What the exercise asks: Find every line in the listing below that contains the string "他们有社交优势" and copy each one out. Matching is case-sensitive.

Dataset rows:
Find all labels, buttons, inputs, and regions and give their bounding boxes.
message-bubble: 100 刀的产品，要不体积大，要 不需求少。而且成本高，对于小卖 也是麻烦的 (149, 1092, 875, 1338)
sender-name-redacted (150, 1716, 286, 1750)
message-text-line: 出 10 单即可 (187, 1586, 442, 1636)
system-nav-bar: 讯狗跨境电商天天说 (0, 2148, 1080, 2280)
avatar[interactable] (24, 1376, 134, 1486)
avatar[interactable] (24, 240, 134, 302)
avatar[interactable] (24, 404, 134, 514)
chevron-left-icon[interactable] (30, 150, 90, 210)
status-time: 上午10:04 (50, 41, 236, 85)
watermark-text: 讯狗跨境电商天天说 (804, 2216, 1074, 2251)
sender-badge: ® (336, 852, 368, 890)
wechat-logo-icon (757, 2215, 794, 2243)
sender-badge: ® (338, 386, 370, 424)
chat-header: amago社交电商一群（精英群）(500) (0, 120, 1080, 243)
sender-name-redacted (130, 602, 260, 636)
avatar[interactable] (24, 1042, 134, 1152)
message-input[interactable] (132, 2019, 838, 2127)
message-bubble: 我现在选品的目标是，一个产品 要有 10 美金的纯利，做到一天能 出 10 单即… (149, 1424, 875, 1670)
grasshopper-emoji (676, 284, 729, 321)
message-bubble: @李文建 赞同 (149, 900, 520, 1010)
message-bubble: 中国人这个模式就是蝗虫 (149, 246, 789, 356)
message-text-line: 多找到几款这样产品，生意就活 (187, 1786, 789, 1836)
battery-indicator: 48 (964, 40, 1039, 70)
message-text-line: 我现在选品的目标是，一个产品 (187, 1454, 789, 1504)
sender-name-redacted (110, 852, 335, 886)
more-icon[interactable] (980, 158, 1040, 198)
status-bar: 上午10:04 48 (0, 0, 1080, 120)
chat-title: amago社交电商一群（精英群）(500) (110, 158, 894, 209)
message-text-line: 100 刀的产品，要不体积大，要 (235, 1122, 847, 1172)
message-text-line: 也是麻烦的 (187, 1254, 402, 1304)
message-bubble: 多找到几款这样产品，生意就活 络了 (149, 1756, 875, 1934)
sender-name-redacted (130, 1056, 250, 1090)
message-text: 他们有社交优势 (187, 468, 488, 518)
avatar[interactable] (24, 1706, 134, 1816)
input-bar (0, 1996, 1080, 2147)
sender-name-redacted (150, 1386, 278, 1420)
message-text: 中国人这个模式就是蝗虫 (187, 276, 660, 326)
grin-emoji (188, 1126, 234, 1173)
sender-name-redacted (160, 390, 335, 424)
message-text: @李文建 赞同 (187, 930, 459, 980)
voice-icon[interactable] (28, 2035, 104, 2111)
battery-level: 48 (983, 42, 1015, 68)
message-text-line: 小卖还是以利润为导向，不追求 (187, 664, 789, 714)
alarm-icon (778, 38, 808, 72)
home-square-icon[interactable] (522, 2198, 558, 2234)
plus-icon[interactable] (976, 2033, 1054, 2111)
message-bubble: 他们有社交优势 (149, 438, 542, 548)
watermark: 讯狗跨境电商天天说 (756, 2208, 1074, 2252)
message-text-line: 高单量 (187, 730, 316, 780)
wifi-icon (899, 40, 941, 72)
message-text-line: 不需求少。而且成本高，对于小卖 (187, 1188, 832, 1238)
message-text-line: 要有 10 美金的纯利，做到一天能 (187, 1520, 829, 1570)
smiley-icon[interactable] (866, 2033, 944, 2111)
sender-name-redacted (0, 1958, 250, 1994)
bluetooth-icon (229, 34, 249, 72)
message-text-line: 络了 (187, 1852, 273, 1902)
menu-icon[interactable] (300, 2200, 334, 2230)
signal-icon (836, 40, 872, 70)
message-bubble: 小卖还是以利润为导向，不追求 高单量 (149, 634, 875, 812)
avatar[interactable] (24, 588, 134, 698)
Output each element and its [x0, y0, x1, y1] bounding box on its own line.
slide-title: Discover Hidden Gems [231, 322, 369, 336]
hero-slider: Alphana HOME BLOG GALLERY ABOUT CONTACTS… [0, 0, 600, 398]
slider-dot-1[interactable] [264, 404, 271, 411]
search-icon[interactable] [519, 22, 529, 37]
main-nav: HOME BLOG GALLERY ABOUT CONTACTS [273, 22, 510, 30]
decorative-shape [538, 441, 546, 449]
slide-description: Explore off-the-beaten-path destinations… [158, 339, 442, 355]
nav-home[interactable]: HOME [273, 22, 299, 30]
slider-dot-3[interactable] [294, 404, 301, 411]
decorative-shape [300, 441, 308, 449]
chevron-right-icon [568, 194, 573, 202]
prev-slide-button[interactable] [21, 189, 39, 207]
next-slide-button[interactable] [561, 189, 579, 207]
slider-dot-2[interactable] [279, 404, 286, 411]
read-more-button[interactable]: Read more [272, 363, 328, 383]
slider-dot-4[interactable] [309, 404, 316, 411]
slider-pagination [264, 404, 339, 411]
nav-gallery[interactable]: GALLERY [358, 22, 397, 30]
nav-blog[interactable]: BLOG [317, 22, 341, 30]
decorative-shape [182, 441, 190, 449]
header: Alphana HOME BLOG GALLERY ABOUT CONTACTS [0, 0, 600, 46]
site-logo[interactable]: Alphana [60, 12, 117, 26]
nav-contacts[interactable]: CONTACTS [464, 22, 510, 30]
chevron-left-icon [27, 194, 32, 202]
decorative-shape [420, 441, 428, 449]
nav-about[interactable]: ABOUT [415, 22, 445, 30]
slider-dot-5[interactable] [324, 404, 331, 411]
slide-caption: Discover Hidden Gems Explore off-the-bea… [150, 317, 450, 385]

Exercise solution:
message-text: 他们有社交优势 (187, 468, 488, 518)
message-bubble: 他们有社交优势 (149, 438, 542, 548)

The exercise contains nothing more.